## WRITTEN REQUEST
Print the records from their first line through the line containing "info-icon[interactable] [1147,506,1164,523]", including both of those lines, and copy every line unchanged.

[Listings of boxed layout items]
·····

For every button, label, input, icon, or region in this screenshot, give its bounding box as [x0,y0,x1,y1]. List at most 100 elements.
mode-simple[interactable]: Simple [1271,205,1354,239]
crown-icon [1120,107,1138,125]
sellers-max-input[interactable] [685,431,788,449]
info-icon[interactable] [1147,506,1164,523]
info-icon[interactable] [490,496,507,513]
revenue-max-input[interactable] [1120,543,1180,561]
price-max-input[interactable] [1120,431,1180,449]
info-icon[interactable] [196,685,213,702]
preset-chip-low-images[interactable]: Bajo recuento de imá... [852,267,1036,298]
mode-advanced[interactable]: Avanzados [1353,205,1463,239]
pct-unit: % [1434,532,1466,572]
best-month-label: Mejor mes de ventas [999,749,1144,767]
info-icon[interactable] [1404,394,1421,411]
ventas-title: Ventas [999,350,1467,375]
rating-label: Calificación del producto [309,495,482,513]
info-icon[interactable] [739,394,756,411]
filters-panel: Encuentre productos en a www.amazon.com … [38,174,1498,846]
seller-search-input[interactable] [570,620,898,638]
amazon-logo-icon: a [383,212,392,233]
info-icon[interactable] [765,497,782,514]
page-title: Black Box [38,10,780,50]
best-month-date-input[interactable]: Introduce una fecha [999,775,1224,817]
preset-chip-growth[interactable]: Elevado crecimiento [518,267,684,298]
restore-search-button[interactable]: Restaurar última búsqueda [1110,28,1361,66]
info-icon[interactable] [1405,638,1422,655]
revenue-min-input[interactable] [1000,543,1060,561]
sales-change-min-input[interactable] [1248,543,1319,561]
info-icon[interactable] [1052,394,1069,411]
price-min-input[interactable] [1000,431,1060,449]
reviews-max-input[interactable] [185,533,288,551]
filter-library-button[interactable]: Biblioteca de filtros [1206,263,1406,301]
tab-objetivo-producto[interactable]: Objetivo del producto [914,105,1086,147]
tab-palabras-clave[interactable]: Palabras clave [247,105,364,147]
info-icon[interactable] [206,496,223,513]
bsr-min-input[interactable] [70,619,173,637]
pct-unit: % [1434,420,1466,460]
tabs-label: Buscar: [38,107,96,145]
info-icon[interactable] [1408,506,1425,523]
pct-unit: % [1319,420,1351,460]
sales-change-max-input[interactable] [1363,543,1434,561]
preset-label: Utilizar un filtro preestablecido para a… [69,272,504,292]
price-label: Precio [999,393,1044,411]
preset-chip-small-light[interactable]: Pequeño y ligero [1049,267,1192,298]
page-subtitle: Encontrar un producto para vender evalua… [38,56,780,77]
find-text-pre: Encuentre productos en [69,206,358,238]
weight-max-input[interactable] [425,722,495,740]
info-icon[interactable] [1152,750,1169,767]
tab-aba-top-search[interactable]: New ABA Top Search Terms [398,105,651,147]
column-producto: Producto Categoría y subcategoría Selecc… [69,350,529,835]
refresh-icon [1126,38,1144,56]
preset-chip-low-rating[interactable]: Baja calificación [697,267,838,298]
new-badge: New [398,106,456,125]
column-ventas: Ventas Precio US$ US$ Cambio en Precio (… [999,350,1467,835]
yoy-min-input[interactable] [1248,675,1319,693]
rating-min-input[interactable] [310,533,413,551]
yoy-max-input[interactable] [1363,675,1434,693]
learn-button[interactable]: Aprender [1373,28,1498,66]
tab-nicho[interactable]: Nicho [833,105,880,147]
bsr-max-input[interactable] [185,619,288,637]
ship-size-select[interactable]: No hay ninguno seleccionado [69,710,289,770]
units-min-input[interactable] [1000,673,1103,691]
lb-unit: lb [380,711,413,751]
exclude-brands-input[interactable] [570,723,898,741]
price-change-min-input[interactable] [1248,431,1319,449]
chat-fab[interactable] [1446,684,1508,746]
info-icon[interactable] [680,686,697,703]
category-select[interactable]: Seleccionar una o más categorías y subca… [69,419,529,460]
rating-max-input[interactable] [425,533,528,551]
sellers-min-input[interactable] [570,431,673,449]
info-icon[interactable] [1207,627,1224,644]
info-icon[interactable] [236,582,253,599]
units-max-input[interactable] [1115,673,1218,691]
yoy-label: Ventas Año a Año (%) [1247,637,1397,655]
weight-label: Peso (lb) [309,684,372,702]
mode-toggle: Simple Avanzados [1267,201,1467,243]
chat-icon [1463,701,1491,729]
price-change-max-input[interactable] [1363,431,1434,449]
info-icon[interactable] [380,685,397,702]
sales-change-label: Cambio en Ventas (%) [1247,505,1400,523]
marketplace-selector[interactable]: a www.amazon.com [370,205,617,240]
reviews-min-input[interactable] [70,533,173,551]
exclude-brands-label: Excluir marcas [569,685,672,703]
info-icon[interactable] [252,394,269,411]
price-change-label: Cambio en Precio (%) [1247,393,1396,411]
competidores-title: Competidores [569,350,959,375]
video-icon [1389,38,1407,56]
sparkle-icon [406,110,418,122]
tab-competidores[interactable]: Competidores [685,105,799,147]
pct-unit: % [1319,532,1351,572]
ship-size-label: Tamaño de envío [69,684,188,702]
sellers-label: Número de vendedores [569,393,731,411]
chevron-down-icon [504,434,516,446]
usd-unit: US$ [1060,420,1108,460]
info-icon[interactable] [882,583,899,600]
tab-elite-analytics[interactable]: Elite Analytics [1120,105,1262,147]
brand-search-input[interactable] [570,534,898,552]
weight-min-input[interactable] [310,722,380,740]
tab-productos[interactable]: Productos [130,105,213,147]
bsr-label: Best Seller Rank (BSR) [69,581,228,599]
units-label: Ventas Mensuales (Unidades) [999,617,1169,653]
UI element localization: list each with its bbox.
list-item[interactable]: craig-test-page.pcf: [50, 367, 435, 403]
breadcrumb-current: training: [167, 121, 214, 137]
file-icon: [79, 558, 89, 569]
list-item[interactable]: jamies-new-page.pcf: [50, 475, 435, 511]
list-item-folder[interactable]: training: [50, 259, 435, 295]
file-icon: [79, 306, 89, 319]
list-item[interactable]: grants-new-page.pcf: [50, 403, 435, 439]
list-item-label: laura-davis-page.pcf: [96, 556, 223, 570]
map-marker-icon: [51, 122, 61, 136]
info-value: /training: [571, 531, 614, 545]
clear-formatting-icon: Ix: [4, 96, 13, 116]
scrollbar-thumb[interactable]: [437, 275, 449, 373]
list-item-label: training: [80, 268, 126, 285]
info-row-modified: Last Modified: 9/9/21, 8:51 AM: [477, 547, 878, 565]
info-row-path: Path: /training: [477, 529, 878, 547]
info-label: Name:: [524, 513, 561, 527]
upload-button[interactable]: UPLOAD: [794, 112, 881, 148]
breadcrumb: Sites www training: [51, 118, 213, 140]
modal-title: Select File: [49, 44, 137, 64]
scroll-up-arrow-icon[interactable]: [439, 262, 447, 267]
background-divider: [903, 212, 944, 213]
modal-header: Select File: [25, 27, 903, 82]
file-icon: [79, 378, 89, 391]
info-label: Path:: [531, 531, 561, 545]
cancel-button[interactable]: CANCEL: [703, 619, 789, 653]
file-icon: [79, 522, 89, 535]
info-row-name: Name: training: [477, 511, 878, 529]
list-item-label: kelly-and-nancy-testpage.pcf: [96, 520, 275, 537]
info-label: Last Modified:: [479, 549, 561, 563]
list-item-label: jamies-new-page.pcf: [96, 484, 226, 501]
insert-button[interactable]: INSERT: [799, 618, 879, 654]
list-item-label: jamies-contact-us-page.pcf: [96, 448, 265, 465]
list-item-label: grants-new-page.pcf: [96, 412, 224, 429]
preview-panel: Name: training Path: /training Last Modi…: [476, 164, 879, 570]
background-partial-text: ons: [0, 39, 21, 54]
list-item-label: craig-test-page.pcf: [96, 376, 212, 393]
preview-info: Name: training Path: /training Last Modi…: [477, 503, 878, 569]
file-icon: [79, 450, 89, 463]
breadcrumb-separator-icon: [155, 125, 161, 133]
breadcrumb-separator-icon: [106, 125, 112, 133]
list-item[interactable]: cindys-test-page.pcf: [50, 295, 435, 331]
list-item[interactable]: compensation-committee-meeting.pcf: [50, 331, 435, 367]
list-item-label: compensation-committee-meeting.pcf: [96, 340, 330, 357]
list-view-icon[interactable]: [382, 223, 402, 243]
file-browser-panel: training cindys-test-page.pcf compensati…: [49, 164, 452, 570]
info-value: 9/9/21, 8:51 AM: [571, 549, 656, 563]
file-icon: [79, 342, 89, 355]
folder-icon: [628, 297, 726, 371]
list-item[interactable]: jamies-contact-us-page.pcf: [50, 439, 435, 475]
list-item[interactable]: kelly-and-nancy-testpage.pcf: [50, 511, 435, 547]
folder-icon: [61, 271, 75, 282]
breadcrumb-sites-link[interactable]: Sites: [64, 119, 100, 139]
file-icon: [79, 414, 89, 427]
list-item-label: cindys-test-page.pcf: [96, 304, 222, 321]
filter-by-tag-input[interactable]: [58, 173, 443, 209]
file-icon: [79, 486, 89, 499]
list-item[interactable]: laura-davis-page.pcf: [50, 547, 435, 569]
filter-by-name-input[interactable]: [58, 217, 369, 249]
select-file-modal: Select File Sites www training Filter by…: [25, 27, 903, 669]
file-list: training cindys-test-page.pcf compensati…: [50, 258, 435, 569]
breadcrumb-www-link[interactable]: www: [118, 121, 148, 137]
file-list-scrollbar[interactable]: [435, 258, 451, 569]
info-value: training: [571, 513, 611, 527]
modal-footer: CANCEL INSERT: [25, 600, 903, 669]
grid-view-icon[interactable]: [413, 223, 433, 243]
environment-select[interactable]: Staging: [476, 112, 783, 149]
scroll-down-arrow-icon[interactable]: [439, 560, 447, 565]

·····

## REPLY
For every button, label, input, icon, or region in this screenshot, give its bounding box as [x0,y0,x1,y1]. List at most 100 elements.
mode-simple[interactable]: Simple [1271,205,1354,239]
crown-icon [1120,107,1138,125]
sellers-max-input[interactable] [685,431,788,449]
info-icon[interactable] [1147,506,1164,523]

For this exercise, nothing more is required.